Dataset records:
--------
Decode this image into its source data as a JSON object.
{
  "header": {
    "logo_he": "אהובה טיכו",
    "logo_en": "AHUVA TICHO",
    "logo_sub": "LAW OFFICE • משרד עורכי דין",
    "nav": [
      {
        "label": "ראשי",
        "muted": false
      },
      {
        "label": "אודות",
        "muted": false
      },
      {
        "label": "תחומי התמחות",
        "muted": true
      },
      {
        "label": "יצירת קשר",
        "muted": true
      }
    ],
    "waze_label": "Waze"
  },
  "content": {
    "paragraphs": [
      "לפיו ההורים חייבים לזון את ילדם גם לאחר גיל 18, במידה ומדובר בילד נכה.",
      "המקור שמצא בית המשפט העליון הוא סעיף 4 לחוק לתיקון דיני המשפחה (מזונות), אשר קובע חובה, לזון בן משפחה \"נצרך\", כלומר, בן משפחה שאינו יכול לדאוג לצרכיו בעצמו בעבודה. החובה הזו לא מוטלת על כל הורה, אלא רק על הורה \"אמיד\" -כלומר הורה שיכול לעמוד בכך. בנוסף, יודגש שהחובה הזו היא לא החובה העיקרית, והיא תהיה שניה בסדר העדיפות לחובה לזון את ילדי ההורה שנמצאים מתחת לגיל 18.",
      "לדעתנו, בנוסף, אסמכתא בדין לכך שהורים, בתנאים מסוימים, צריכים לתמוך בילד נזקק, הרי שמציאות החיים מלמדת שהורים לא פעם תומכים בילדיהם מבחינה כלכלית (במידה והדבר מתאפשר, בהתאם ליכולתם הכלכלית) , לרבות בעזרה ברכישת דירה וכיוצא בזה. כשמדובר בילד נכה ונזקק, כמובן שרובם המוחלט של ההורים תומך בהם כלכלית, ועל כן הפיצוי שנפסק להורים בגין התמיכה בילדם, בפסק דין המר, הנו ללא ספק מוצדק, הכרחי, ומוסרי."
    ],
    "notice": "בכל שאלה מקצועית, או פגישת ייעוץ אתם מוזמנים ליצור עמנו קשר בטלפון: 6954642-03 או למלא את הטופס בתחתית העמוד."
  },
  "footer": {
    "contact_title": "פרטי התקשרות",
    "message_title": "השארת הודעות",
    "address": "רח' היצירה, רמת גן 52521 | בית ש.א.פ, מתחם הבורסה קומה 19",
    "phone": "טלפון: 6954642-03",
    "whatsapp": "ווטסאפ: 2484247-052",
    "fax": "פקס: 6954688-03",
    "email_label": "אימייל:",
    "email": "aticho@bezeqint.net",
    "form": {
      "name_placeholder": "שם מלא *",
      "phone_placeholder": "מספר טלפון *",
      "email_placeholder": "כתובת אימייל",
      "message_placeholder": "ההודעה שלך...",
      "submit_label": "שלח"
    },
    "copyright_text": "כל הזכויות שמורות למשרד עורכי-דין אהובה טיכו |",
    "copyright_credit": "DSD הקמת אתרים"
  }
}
--------
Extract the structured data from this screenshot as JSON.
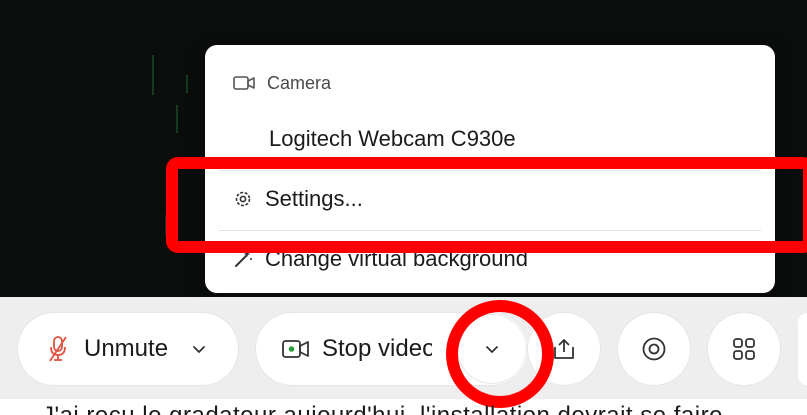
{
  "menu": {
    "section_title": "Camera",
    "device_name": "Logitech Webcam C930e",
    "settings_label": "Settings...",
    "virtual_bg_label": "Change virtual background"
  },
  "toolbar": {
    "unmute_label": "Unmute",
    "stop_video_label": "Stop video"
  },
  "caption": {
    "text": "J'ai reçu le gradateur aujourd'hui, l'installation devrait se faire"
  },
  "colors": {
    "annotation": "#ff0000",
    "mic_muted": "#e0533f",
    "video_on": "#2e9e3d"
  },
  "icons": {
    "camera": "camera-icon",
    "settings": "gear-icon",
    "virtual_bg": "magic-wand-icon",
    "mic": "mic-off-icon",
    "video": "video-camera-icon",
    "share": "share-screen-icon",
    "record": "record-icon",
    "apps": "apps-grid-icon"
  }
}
--------
What is needed – What is the number of lines in the records above that include the word "אהובה"? Reply with that number and nothing more.

Response for this exercise – 2